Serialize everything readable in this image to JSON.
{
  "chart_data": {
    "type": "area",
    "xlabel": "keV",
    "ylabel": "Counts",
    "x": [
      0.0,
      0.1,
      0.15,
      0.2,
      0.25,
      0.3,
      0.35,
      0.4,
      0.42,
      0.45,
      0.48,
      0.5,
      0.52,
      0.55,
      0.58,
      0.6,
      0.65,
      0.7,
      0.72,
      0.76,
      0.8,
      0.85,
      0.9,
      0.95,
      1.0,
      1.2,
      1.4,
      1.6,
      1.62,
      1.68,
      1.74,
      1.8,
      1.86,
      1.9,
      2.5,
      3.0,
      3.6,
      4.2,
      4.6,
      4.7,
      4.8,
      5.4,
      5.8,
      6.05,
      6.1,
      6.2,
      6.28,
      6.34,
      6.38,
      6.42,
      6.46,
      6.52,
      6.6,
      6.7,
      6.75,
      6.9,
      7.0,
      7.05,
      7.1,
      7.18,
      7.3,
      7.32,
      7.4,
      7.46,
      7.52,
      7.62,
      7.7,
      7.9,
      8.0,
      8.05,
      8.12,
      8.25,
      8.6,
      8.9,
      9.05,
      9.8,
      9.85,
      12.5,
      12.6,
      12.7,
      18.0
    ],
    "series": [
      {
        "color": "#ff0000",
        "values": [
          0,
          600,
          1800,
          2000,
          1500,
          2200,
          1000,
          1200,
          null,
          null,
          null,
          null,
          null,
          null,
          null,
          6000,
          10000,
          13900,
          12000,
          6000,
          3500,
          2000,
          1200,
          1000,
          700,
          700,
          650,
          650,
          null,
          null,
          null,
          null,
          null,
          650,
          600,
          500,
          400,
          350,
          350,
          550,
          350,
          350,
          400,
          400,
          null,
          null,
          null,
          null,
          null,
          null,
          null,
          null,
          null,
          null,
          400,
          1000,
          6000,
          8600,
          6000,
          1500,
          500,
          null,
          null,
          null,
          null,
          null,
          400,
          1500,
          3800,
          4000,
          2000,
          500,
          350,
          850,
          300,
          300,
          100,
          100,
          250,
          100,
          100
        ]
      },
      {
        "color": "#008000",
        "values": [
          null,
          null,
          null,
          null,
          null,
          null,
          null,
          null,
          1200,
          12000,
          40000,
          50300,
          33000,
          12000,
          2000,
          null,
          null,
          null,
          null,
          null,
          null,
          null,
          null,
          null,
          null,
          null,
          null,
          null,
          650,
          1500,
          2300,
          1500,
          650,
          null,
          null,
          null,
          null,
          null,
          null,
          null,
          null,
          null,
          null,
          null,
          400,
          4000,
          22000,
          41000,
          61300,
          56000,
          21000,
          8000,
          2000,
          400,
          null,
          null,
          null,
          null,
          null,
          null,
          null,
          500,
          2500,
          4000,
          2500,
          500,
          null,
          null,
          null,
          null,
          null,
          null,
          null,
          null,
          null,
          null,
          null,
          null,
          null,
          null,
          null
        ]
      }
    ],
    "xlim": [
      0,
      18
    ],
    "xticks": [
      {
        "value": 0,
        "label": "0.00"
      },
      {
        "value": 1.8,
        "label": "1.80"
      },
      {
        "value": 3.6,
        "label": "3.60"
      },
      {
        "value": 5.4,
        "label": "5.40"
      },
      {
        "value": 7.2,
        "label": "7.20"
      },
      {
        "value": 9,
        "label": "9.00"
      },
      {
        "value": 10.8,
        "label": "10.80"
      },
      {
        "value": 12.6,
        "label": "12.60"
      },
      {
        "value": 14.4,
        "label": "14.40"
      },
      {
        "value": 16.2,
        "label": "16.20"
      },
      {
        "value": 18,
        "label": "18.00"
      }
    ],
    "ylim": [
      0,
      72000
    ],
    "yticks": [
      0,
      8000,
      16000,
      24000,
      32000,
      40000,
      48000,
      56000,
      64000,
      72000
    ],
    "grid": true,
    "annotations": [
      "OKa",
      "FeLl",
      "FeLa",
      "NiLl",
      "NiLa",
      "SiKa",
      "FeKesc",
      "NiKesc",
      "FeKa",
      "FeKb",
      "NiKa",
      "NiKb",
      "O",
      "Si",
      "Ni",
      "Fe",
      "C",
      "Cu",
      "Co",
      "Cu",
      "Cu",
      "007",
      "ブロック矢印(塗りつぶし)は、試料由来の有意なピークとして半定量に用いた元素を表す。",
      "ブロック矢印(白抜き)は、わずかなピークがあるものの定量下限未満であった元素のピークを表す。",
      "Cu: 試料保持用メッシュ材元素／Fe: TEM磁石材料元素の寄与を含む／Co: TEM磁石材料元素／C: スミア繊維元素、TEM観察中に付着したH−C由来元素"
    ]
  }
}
■ ■ ■
Find the word "ブロック矢印" in the entries, and copy every line it shows up in.

The completed task:
      "ブロック矢印(塗りつぶし)は、試料由来の有意なピークとして半定量に用いた元素を表す。",
      "ブロック矢印(白抜き)は、わずかなピークがあるものの定量下限未満であった元素のピークを表す。",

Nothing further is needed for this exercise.